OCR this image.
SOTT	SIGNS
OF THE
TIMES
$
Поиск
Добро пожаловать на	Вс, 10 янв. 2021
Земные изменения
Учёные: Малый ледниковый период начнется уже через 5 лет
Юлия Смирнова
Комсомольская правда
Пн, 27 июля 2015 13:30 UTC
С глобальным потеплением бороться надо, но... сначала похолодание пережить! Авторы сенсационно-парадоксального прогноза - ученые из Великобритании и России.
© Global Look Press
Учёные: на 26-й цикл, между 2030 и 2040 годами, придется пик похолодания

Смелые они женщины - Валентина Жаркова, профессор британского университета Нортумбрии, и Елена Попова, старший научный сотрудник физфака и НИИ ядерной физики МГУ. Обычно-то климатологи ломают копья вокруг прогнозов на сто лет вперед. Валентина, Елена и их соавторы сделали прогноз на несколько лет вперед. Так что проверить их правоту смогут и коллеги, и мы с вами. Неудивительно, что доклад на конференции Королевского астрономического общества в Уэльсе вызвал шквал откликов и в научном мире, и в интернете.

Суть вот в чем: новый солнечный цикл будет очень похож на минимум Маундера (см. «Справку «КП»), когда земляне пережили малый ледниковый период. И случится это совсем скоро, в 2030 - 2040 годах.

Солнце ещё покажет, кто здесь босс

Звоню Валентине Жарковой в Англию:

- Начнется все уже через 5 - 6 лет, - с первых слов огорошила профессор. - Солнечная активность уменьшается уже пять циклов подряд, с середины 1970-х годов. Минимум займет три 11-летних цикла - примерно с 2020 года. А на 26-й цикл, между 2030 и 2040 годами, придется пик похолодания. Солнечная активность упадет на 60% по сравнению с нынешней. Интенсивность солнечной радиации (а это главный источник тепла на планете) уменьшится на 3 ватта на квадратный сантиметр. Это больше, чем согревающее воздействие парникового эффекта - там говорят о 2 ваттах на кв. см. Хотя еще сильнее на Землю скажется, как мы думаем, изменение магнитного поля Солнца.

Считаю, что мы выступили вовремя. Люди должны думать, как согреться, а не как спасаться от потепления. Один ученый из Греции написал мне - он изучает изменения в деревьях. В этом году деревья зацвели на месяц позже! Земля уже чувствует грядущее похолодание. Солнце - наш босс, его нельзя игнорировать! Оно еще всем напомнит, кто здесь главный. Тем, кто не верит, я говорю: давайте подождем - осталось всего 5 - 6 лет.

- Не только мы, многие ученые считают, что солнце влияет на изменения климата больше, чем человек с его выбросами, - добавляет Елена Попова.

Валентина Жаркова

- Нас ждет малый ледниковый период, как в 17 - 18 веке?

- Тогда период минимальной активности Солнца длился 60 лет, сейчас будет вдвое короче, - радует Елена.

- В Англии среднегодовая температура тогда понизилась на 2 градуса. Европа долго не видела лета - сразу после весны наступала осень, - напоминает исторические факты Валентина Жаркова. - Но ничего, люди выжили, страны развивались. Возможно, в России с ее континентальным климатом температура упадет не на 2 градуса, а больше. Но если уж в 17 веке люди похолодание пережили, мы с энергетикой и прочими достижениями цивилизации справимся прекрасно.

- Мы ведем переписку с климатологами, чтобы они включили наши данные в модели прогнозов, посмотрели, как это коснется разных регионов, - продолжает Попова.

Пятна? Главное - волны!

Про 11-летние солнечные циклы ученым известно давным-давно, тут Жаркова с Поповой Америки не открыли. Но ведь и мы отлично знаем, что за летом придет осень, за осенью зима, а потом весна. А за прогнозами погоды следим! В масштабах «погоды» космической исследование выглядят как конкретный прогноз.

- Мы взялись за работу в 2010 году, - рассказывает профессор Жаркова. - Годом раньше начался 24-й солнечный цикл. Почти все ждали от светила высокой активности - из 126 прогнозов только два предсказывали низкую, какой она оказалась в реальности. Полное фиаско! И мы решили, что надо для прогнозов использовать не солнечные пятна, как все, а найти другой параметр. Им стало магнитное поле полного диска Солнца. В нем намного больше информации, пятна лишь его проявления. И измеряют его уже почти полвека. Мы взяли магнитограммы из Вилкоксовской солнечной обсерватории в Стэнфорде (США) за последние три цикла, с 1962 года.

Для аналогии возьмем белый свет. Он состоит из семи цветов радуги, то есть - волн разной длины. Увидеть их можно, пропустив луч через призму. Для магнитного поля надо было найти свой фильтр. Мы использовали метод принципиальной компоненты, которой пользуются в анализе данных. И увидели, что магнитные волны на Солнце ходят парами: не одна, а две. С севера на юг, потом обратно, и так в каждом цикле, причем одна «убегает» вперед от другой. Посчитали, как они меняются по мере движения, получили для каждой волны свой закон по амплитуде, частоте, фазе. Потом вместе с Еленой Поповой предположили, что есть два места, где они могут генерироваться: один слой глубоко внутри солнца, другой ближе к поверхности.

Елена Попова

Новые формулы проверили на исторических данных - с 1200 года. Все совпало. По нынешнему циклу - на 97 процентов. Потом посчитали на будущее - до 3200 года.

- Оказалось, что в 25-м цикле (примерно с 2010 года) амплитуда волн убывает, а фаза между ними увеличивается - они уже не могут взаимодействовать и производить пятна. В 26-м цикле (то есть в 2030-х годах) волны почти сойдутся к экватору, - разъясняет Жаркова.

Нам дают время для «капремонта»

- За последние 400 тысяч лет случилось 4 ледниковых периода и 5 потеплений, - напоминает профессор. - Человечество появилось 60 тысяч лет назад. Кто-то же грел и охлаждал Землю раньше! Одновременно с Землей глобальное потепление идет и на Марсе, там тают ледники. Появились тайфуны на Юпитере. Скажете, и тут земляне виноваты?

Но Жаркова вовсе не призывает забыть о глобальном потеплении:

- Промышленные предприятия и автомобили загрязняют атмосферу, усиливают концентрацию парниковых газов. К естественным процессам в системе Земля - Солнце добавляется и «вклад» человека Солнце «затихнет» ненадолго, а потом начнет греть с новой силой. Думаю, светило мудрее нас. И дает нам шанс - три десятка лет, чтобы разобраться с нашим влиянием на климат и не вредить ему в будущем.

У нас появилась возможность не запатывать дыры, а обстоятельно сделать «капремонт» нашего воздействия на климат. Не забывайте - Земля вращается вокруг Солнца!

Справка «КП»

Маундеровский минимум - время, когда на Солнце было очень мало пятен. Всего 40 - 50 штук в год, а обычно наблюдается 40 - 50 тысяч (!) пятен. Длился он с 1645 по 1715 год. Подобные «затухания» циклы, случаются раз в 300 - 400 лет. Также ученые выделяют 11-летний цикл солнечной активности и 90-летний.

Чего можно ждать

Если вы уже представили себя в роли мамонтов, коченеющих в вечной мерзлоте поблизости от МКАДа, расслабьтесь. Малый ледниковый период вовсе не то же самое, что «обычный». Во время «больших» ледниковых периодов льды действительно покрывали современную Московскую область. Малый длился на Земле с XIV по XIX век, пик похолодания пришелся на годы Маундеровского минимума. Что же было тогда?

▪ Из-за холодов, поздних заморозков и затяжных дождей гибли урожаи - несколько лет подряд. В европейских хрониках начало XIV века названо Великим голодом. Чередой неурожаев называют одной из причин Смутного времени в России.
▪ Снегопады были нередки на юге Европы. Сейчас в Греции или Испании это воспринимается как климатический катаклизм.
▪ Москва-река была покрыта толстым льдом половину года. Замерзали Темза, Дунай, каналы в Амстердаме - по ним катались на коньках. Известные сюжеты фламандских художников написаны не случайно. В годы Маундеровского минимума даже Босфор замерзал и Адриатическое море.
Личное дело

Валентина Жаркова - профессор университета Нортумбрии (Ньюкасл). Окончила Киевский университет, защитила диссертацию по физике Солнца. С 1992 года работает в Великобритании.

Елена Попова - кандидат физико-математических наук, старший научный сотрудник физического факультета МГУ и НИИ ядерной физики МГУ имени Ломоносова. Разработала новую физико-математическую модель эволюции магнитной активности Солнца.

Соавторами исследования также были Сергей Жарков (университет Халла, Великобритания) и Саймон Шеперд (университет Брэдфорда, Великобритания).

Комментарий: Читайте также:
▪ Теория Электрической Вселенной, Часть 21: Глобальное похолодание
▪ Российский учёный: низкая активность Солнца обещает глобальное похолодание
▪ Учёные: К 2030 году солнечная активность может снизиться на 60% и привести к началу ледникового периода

→ GIVEN TASK
Collect the lines that hold "были".

→ SOLUTION TO THE EXERCISE
▪ Снегопады были нередки на юге Европы. Сейчас в Греции или Испании это воспринимается как климатический катаклизм.
Соавторами исследования также были Сергей Жарков (университет Халла, Великобритания) и Саймон Шеперд (университет Брэдфорда, Великобритания).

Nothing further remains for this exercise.